# Your task
The full listing, returned exactly and free of pictures, is the expected answer.

# Supplied data
Segment Open

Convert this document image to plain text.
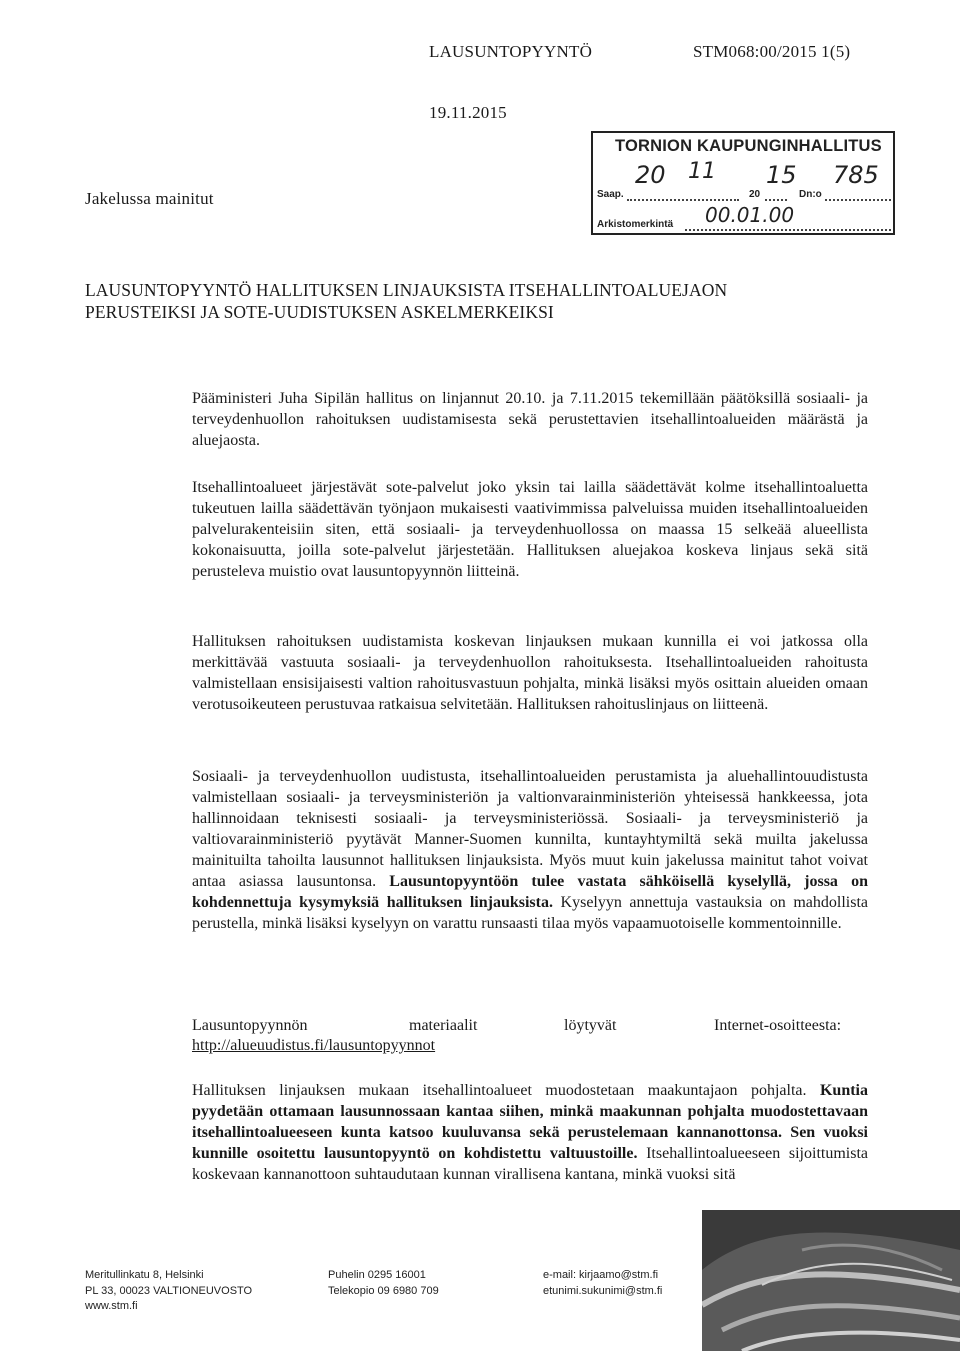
LAUSUNTOPYYNTÖ	STM068:00/2015 1(5)
19.11.2015
Jakelussa mainitut
TORNION KAUPUNGINHALLITUS
Saap.
20 11
20
15
Dn:o
785
Arkistomerkintä 00.01.00
LAUSUNTOPYYNTÖ HALLITUKSEN LINJAUKSISTA ITSEHALLINTOALUEJAON
PERUSTEIKSI JA SOTE-UUDISTUKSEN ASKELMERKEIKSI
Pääministeri Juha Sipilän hallitus on linjannut 20.10. ja 7.11.2015 tekemillään päätöksillä sosiaali- ja terveydenhuollon rahoituksen uudistamisesta sekä perustettavien itsehallintoalueiden määrästä ja aluejaosta.
Itsehallintoalueet järjestävät sote-palvelut joko yksin tai lailla säädettävät kolme itsehallintoaluetta tukeutuen lailla säädettävän työnjaon mukaisesti vaativimmissa palveluissa muiden itsehallintoalueiden palvelurakenteisiin siten, että sosiaali- ja terveydenhuollossa on maassa 15 selkeää alueellista kokonaisuutta, joilla sote-palvelut järjestetään. Hallituksen aluejakoa koskeva linjaus sekä sitä perusteleva muistio ovat lausuntopyynnön liitteinä.
Hallituksen rahoituksen uudistamista koskevan linjauksen mukaan kunnilla ei voi jatkossa olla merkittävää vastuuta sosiaali- ja terveydenhuollon rahoituksesta. Itsehallintoalueiden rahoitusta valmistellaan ensisijaisesti valtion rahoitusvastuun pohjalta, minkä lisäksi myös osittain alueiden omaan verotusoikeuteen perustuvaa ratkaisua selvitetään. Hallituksen rahoituslinjaus on liitteenä.
Sosiaali- ja terveydenhuollon uudistusta, itsehallintoalueiden perustamista ja aluehallintouudistusta valmistellaan sosiaali- ja terveysministeriön ja valtionvarainministeriön yhteisessä hankkeessa, jota hallinnoidaan teknisesti sosiaali- ja terveysministeriössä. Sosiaali- ja terveysministeriö ja valtiovarainministeriö pyytävät Manner-Suomen kunnilta, kuntayhtymiltä sekä muilta jakelussa mainituilta tahoilta lausunnot hallituksen linjauksista. Myös muut kuin jakelussa mainitut tahot voivat antaa asiassa lausuntonsa. Lausuntopyyntöön tulee vastata sähköisellä kyselyllä, jossa on kohdennettuja kysymyksiä hallituksen linjauksista. Kyselyyn annettuja vastauksia on mahdollista perustella, minkä lisäksi kyselyyn on varattu runsaasti tilaa myös vapaamuotoiselle kommentoinnille.
Lausuntopyynnön	materiaalit	löytyvät	Internet-osoitteesta:
http://alueuudistus.fi/lausuntopyynnot
Hallituksen linjauksen mukaan itsehallintoalueet muodostetaan maakuntajaon pohjalta. Kuntia pyydetään ottamaan lausunnossaan kantaa siihen, minkä maakunnan pohjalta muodostettavaan itsehallintoalueeseen kunta katsoo kuuluvansa sekä perustelemaan kannanottonsa. Sen vuoksi kunnille osoitettu lausuntopyyntö on kohdistettu valtuustoille. Itsehallintoalueeseen sijoittumista koskevaan kannanottoon suhtaudutaan kunnan virallisena kantana, minkä vuoksi sitä
Meritullinkatu 8, Helsinki
PL 33, 00023 VALTIONEUVOSTO
www.stm.fi
Puhelin 0295 16001
Telekopio 09 6980 709
e-mail: kirjaamo@stm.fi
etunimi.sukunimi@stm.fi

Segment Closed

# Answer box
Convert this document image to plain text.
LAUSUNTOPYYNTÖ	STM068:00/2015 1(5)
19.11.2015
Jakelussa mainitut
TORNION KAUPUNGINHALLITUS
Saap.
20 11
20
15
Dn:o
785
Arkistomerkintä 00.01.00
LAUSUNTOPYYNTÖ HALLITUKSEN LINJAUKSISTA ITSEHALLINTOALUEJAON
PERUSTEIKSI JA SOTE-UUDISTUKSEN ASKELMERKEIKSI
Pääministeri Juha Sipilän hallitus on linjannut 20.10. ja 7.11.2015 tekemillään päätöksillä sosiaali- ja terveydenhuollon rahoituksen uudistamisesta sekä perustettavien itsehallintoalueiden määrästä ja aluejaosta.
Itsehallintoalueet järjestävät sote-palvelut joko yksin tai lailla säädettävät kolme itsehallintoaluetta tukeutuen lailla säädettävän työnjaon mukaisesti vaativimmissa palveluissa muiden itsehallintoalueiden palvelurakenteisiin siten, että sosiaali- ja terveydenhuollossa on maassa 15 selkeää alueellista kokonaisuutta, joilla sote-palvelut järjestetään. Hallituksen aluejakoa koskeva linjaus sekä sitä perusteleva muistio ovat lausuntopyynnön liitteinä.
Hallituksen rahoituksen uudistamista koskevan linjauksen mukaan kunnilla ei voi jatkossa olla merkittävää vastuuta sosiaali- ja terveydenhuollon rahoituksesta. Itsehallintoalueiden rahoitusta valmistellaan ensisijaisesti valtion rahoitusvastuun pohjalta, minkä lisäksi myös osittain alueiden omaan verotusoikeuteen perustuvaa ratkaisua selvitetään. Hallituksen rahoituslinjaus on liitteenä.
Sosiaali- ja terveydenhuollon uudistusta, itsehallintoalueiden perustamista ja aluehallintouudistusta valmistellaan sosiaali- ja terveysministeriön ja valtionvarainministeriön yhteisessä hankkeessa, jota hallinnoidaan teknisesti sosiaali- ja terveysministeriössä. Sosiaali- ja terveysministeriö ja valtiovarainministeriö pyytävät Manner-Suomen kunnilta, kuntayhtymiltä sekä muilta jakelussa mainituilta tahoilta lausunnot hallituksen linjauksista. Myös muut kuin jakelussa mainitut tahot voivat antaa asiassa lausuntonsa. Lausuntopyyntöön tulee vastata sähköisellä kyselyllä, jossa on kohdennettuja kysymyksiä hallituksen linjauksista. Kyselyyn annettuja vastauksia on mahdollista perustella, minkä lisäksi kyselyyn on varattu runsaasti tilaa myös vapaamuotoiselle kommentoinnille.
Lausuntopyynnön	materiaalit	löytyvät	Internet-osoitteesta:
http://alueuudistus.fi/lausuntopyynnot
Hallituksen linjauksen mukaan itsehallintoalueet muodostetaan maakuntajaon pohjalta. Kuntia pyydetään ottamaan lausunnossaan kantaa siihen, minkä maakunnan pohjalta muodostettavaan itsehallintoalueeseen kunta katsoo kuuluvansa sekä perustelemaan kannanottonsa. Sen vuoksi kunnille osoitettu lausuntopyyntö on kohdistettu valtuustoille. Itsehallintoalueeseen sijoittumista koskevaan kannanottoon suhtaudutaan kunnan virallisena kantana, minkä vuoksi sitä
Meritullinkatu 8, Helsinki
PL 33, 00023 VALTIONEUVOSTO
www.stm.fi
Puhelin 0295 16001
Telekopio 09 6980 709
e-mail: kirjaamo@stm.fi
etunimi.sukunimi@stm.fi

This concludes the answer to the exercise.